Dataset records
┌────────

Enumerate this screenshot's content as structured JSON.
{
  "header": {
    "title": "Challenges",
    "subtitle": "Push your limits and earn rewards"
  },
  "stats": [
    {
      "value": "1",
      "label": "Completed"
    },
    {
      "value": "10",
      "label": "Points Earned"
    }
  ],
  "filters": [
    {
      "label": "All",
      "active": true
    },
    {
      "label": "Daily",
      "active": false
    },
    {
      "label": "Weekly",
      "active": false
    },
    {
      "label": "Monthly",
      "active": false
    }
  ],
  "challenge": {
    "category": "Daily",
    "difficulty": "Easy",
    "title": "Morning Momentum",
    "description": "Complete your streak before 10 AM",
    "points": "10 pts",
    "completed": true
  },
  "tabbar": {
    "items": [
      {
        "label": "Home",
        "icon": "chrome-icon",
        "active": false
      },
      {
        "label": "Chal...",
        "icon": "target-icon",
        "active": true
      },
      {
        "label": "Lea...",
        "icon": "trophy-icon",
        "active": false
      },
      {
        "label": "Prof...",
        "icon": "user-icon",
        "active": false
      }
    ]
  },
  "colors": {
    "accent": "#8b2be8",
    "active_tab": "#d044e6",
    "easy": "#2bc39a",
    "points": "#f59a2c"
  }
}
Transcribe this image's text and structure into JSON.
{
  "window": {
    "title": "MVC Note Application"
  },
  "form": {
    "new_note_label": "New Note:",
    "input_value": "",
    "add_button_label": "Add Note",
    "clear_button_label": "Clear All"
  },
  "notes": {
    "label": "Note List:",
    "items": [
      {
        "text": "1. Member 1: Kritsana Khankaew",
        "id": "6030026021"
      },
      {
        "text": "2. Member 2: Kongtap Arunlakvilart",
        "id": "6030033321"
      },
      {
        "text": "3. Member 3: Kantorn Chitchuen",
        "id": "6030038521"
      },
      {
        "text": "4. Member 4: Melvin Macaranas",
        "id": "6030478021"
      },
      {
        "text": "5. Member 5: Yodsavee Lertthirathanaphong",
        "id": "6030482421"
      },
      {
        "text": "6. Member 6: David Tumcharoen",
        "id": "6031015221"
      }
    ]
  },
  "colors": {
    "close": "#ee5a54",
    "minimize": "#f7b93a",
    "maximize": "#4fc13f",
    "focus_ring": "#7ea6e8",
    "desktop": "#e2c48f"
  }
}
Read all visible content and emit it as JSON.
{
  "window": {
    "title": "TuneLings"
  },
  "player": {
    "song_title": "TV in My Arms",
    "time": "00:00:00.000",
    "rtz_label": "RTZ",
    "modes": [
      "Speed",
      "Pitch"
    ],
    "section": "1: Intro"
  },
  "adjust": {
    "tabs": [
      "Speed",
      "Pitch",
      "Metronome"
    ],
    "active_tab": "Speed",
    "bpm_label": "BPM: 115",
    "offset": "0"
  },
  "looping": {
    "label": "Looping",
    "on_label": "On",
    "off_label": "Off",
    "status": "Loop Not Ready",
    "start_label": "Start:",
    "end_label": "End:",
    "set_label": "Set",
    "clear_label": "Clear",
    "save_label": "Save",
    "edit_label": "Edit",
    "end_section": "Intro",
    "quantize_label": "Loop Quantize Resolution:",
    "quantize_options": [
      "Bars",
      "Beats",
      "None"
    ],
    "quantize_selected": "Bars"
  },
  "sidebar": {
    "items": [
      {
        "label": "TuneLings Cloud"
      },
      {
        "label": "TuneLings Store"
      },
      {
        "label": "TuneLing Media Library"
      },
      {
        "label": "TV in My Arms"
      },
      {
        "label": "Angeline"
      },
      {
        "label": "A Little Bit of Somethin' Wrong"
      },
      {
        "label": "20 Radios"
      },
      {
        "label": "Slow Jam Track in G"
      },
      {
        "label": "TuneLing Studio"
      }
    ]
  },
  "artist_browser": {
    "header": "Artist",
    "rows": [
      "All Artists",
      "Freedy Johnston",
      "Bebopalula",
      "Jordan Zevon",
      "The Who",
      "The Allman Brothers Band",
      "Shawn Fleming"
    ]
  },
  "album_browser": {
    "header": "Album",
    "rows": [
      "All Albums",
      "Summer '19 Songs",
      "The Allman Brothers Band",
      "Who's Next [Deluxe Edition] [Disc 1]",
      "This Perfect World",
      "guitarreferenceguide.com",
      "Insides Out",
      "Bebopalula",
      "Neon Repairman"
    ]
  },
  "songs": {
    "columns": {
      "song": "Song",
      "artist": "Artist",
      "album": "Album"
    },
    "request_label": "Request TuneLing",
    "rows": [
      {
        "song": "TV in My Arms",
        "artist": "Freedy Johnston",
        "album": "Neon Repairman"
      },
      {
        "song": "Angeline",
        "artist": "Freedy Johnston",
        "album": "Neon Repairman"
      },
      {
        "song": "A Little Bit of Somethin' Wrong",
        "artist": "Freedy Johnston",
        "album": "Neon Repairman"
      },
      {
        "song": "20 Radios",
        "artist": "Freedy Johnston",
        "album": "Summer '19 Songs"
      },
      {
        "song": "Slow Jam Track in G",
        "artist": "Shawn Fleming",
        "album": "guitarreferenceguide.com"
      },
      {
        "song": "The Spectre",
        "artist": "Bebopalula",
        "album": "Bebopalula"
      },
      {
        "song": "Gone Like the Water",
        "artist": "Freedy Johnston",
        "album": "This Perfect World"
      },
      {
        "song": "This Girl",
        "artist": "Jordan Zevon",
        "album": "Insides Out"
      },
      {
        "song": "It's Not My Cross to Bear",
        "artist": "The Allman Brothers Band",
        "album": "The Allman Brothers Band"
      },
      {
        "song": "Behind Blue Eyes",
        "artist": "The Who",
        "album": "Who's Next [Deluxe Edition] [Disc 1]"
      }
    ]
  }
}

└────────

What the task asks
Write the whole listing out again. Keep every line exactly as it is.

Result
Enumerate this screenshot's content as structured JSON.
{
  "header": {
    "title": "Challenges",
    "subtitle": "Push your limits and earn rewards"
  },
  "stats": [
    {
      "value": "1",
      "label": "Completed"
    },
    {
      "value": "10",
      "label": "Points Earned"
    }
  ],
  "filters": [
    {
      "label": "All",
      "active": true
    },
    {
      "label": "Daily",
      "active": false
    },
    {
      "label": "Weekly",
      "active": false
    },
    {
      "label": "Monthly",
      "active": false
    }
  ],
  "challenge": {
    "category": "Daily",
    "difficulty": "Easy",
    "title": "Morning Momentum",
    "description": "Complete your streak before 10 AM",
    "points": "10 pts",
    "completed": true
  },
  "tabbar": {
    "items": [
      {
        "label": "Home",
        "icon": "chrome-icon",
        "active": false
      },
      {
        "label": "Chal...",
        "icon": "target-icon",
        "active": true
      },
      {
        "label": "Lea...",
        "icon": "trophy-icon",
        "active": false
      },
      {
        "label": "Prof...",
        "icon": "user-icon",
        "active": false
      }
    ]
  },
  "colors": {
    "accent": "#8b2be8",
    "active_tab": "#d044e6",
    "easy": "#2bc39a",
    "points": "#f59a2c"
  }
}
Transcribe this image's text and structure into JSON.
{
  "window": {
    "title": "MVC Note Application"
  },
  "form": {
    "new_note_label": "New Note:",
    "input_value": "",
    "add_button_label": "Add Note",
    "clear_button_label": "Clear All"
  },
  "notes": {
    "label": "Note List:",
    "items": [
      {
        "text": "1. Member 1: Kritsana Khankaew",
        "id": "6030026021"
      },
      {
        "text": "2. Member 2: Kongtap Arunlakvilart",
        "id": "6030033321"
      },
      {
        "text": "3. Member 3: Kantorn Chitchuen",
        "id": "6030038521"
      },
      {
        "text": "4. Member 4: Melvin Macaranas",
        "id": "6030478021"
      },
      {
        "text": "5. Member 5: Yodsavee Lertthirathanaphong",
        "id": "6030482421"
      },
      {
        "text": "6. Member 6: David Tumcharoen",
        "id": "6031015221"
      }
    ]
  },
  "colors": {
    "close": "#ee5a54",
    "minimize": "#f7b93a",
    "maximize": "#4fc13f",
    "focus_ring": "#7ea6e8",
    "desktop": "#e2c48f"
  }
}
Read all visible content and emit it as JSON.
{
  "window": {
    "title": "TuneLings"
  },
  "player": {
    "song_title": "TV in My Arms",
    "time": "00:00:00.000",
    "rtz_label": "RTZ",
    "modes": [
      "Speed",
      "Pitch"
    ],
    "section": "1: Intro"
  },
  "adjust": {
    "tabs": [
      "Speed",
      "Pitch",
      "Metronome"
    ],
    "active_tab": "Speed",
    "bpm_label": "BPM: 115",
    "offset": "0"
  },
  "looping": {
    "label": "Looping",
    "on_label": "On",
    "off_label": "Off",
    "status": "Loop Not Ready",
    "start_label": "Start:",
    "end_label": "End:",
    "set_label": "Set",
    "clear_label": "Clear",
    "save_label": "Save",
    "edit_label": "Edit",
    "end_section": "Intro",
    "quantize_label": "Loop Quantize Resolution:",
    "quantize_options": [
      "Bars",
      "Beats",
      "None"
    ],
    "quantize_selected": "Bars"
  },
  "sidebar": {
    "items": [
      {
        "label": "TuneLings Cloud"
      },
      {
        "label": "TuneLings Store"
      },
      {
        "label": "TuneLing Media Library"
      },
      {
        "label": "TV in My Arms"
      },
      {
        "label": "Angeline"
      },
      {
        "label": "A Little Bit of Somethin' Wrong"
      },
      {
        "label": "20 Radios"
      },
      {
        "label": "Slow Jam Track in G"
      },
      {
        "label": "TuneLing Studio"
      }
    ]
  },
  "artist_browser": {
    "header": "Artist",
    "rows": [
      "All Artists",
      "Freedy Johnston",
      "Bebopalula",
      "Jordan Zevon",
      "The Who",
      "The Allman Brothers Band",
      "Shawn Fleming"
    ]
  },
  "album_browser": {
    "header": "Album",
    "rows": [
      "All Albums",
      "Summer '19 Songs",
      "The Allman Brothers Band",
      "Who's Next [Deluxe Edition] [Disc 1]",
      "This Perfect World",
      "guitarreferenceguide.com",
      "Insides Out",
      "Bebopalula",
      "Neon Repairman"
    ]
  },
  "songs": {
    "columns": {
      "song": "Song",
      "artist": "Artist",
      "album": "Album"
    },
    "request_label": "Request TuneLing",
    "rows": [
      {
        "song": "TV in My Arms",
        "artist": "Freedy Johnston",
        "album": "Neon Repairman"
      },
      {
        "song": "Angeline",
        "artist": "Freedy Johnston",
        "album": "Neon Repairman"
      },
      {
        "song": "A Little Bit of Somethin' Wrong",
        "artist": "Freedy Johnston",
        "album": "Neon Repairman"
      },
      {
        "song": "20 Radios",
        "artist": "Freedy Johnston",
        "album": "Summer '19 Songs"
      },
      {
        "song": "Slow Jam Track in G",
        "artist": "Shawn Fleming",
        "album": "guitarreferenceguide.com"
      },
      {
        "song": "The Spectre",
        "artist": "Bebopalula",
        "album": "Bebopalula"
      },
      {
        "song": "Gone Like the Water",
        "artist": "Freedy Johnston",
        "album": "This Perfect World"
      },
      {
        "song": "This Girl",
        "artist": "Jordan Zevon",
        "album": "Insides Out"
      },
      {
        "song": "It's Not My Cross to Bear",
        "artist": "The Allman Brothers Band",
        "album": "The Allman Brothers Band"
      },
      {
        "song": "Behind Blue Eyes",
        "artist": "The Who",
        "album": "Who's Next [Deluxe Edition] [Disc 1]"
      }
    ]
  }
}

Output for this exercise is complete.